- [THE REQUEST]: Return all of the data exactly, with nothing left out but the pictures.

- [MATERIAL SHOWN]:
+ + + + + + +

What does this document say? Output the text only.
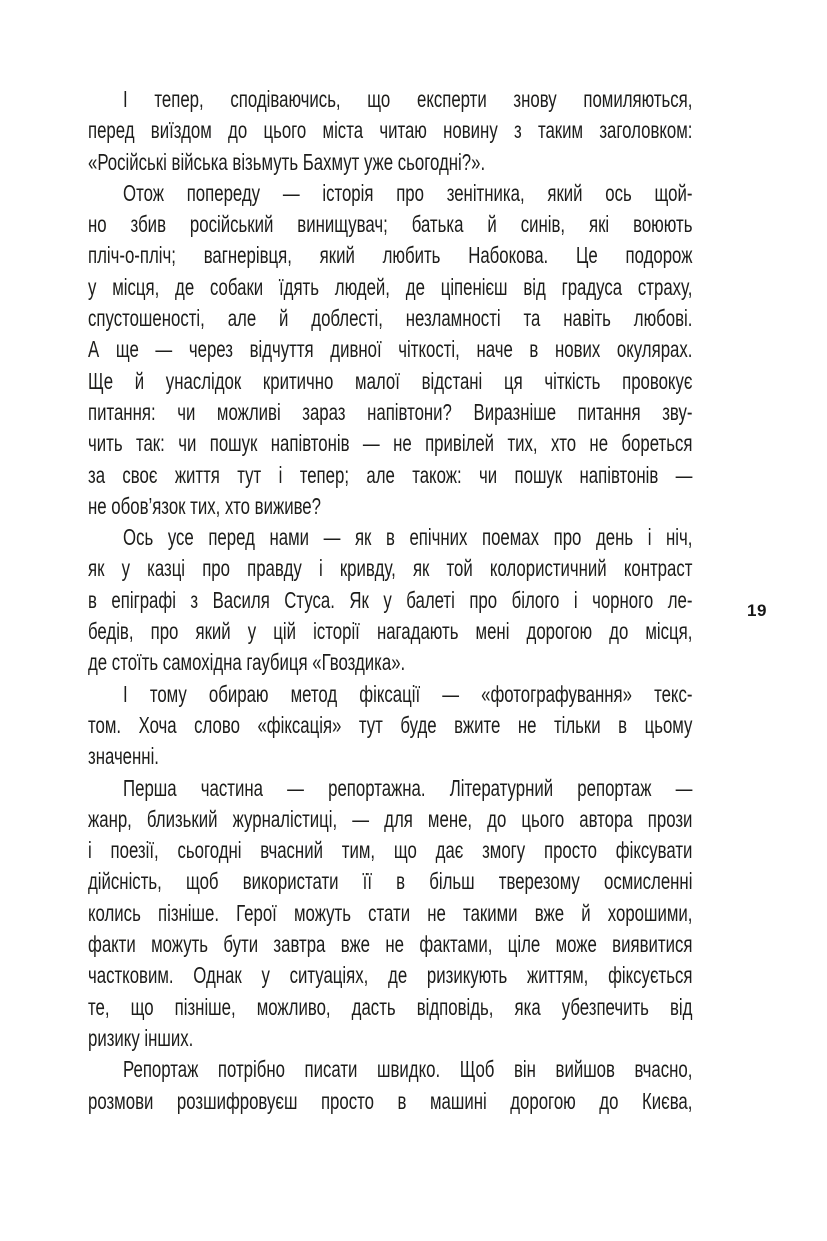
І тепер, сподіваючись, що експерти знову помиляються,
перед виїздом до цього міста читаю новину з таким заголовком:
«Російські війська візьмуть Бахмут уже сьогодні?».
Отож попереду — історія про зенітника, який ось щой-
но збив російський винищувач; батька й синів, які воюють
пліч-о-пліч; вагнерівця, який любить Набокова. Це подорож
у місця, де собаки їдять людей, де ціпенієш від градуса страху,
спустошеності, але й доблесті, незламності та навіть любові.
А ще — через відчуття дивної чіткості, наче в нових окулярах.
Ще й унаслідок критично малої відстані ця чіткість провокує
питання: чи можливі зараз напівтони? Виразніше питання зву-
чить так: чи пошук напівтонів — не привілей тих, хто не бореться
за своє життя тут і тепер; але також: чи пошук напівтонів —
не обов’язок тих, хто виживе?
Ось усе перед нами — як в епічних поемах про день і ніч,
як у казці про правду і кривду, як той колористичний контраст
в епіграфі з Василя Стуса. Як у балеті про білого і чорного ле-
бедів, про який у цій історії нагадають мені дорогою до місця,
де стоїть самохідна гаубиця «Гвоздика».
І тому обираю метод фіксації — «фотографування» текс-
том. Хоча слово «фіксація» тут буде вжите не тільки в цьому
значенні.
Перша частина — репортажна. Літературний репортаж —
жанр, близький журналістиці, — для мене, до цього автора прози
і поезії, сьогодні вчасний тим, що дає змогу просто фіксувати
дійсність, щоб використати її в більш тверезому осмисленні
колись пізніше. Герої можуть стати не такими вже й хорошими,
факти можуть бути завтра вже не фактами, ціле може виявитися
частковим. Однак у ситуаціях, де ризикують життям, фіксується
те, що пізніше, можливо, дасть відповідь, яка убезпечить від
ризику інших.
Репортаж потрібно писати швидко. Щоб він вийшов вчасно,
розмови розшифровуєш просто в машині дорогою до Києва,
19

+ + + + + + +

- [FULL SOLUTION]:
What does this document say? Output the text only.
І тепер, сподіваючись, що експерти знову помиляються,
перед виїздом до цього міста читаю новину з таким заголовком:
«Російські війська візьмуть Бахмут уже сьогодні?».
Отож попереду — історія про зенітника, який ось щой-
но збив російський винищувач; батька й синів, які воюють
пліч-о-пліч; вагнерівця, який любить Набокова. Це подорож
у місця, де собаки їдять людей, де ціпенієш від градуса страху,
спустошеності, але й доблесті, незламності та навіть любові.
А ще — через відчуття дивної чіткості, наче в нових окулярах.
Ще й унаслідок критично малої відстані ця чіткість провокує
питання: чи можливі зараз напівтони? Виразніше питання зву-
чить так: чи пошук напівтонів — не привілей тих, хто не бореться
за своє життя тут і тепер; але також: чи пошук напівтонів —
не обов’язок тих, хто виживе?
Ось усе перед нами — як в епічних поемах про день і ніч,
як у казці про правду і кривду, як той колористичний контраст
в епіграфі з Василя Стуса. Як у балеті про білого і чорного ле-
бедів, про який у цій історії нагадають мені дорогою до місця,
де стоїть самохідна гаубиця «Гвоздика».
І тому обираю метод фіксації — «фотографування» текс-
том. Хоча слово «фіксація» тут буде вжите не тільки в цьому
значенні.
Перша частина — репортажна. Літературний репортаж —
жанр, близький журналістиці, — для мене, до цього автора прози
і поезії, сьогодні вчасний тим, що дає змогу просто фіксувати
дійсність, щоб використати її в більш тверезому осмисленні
колись пізніше. Герої можуть стати не такими вже й хорошими,
факти можуть бути завтра вже не фактами, ціле може виявитися
частковим. Однак у ситуаціях, де ризикують життям, фіксується
те, що пізніше, можливо, дасть відповідь, яка убезпечить від
ризику інших.
Репортаж потрібно писати швидко. Щоб він вийшов вчасно,
розмови розшифровуєш просто в машині дорогою до Києва,
19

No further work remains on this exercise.